■ Short task
Identify all lines in the data containing the string "кровь". Copy them out.

— Start Dataset entries —

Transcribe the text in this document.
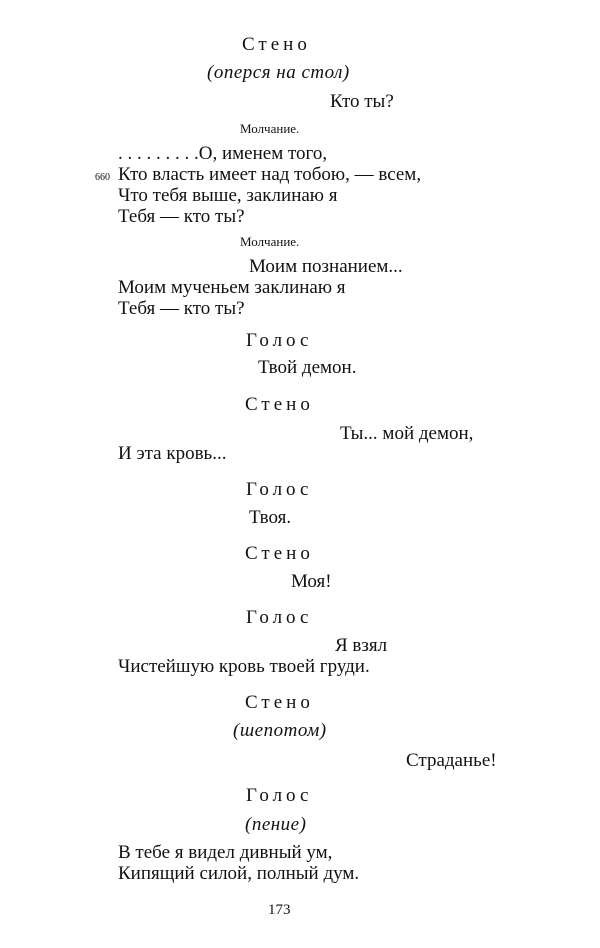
Стено
(оперся на стол)
Кто ты?
Молчание.
. . . . . . . . .О, именем того,
660 Кто власть имеет над тобою, — всем,
Что тебя выше, заклинаю я
Тебя — кто ты?
Молчание.
Моим познанием...
Моим мученьем заклинаю я
Тебя — кто ты?
Голос
Твой демон.
Стено
Ты... мой демон,
И эта кровь...
Голос
Твоя.
Стено
Моя!
Голос
Я взял
Чистейшую кровь твоей груди.
Стено
(шепотом)
Страданье!
Голос
(пение)
В тебе я видел дивный ум,
Кипящий силой, полный дум.
173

— End Dataset entries —

■ Response
И эта кровь...
Чистейшую кровь твоей груди.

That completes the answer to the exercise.